Task to carry out. Your task is to restate the data word for word.

-- Begin Given records --

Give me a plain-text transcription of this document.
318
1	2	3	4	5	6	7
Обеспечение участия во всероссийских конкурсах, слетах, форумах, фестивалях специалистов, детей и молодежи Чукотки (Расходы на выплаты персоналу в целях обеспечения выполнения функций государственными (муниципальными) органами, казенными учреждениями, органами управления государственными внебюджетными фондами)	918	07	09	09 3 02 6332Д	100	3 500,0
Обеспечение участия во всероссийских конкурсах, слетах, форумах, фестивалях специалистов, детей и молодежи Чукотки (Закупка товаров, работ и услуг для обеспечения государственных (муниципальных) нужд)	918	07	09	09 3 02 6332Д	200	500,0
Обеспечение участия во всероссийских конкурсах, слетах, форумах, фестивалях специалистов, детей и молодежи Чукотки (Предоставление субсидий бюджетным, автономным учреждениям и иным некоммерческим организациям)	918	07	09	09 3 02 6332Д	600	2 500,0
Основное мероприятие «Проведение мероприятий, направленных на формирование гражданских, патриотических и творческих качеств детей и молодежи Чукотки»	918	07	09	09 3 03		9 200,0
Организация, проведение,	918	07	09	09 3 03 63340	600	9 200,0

-- End Given records --

Task result.
Give me a plain-text transcription of this document.
318
1	2	3	4	5	6	7
Обеспечение участия во всероссийских конкурсах, слетах, форумах, фестивалях специалистов, детей и молодежи Чукотки (Расходы на выплаты персоналу в целях обеспечения выполнения функций государственными (муниципальными) органами, казенными учреждениями, органами управления государственными внебюджетными фондами)	918	07	09	09 3 02 6332Д	100	3 500,0
Обеспечение участия во всероссийских конкурсах, слетах, форумах, фестивалях специалистов, детей и молодежи Чукотки (Закупка товаров, работ и услуг для обеспечения государственных (муниципальных) нужд)	918	07	09	09 3 02 6332Д	200	500,0
Обеспечение участия во всероссийских конкурсах, слетах, форумах, фестивалях специалистов, детей и молодежи Чукотки (Предоставление субсидий бюджетным, автономным учреждениям и иным некоммерческим организациям)	918	07	09	09 3 02 6332Д	600	2 500,0
Основное мероприятие «Проведение мероприятий, направленных на формирование гражданских, патриотических и творческих качеств детей и молодежи Чукотки»	918	07	09	09 3 03		9 200,0
Организация, проведение,	918	07	09	09 3 03 63340	600	9 200,0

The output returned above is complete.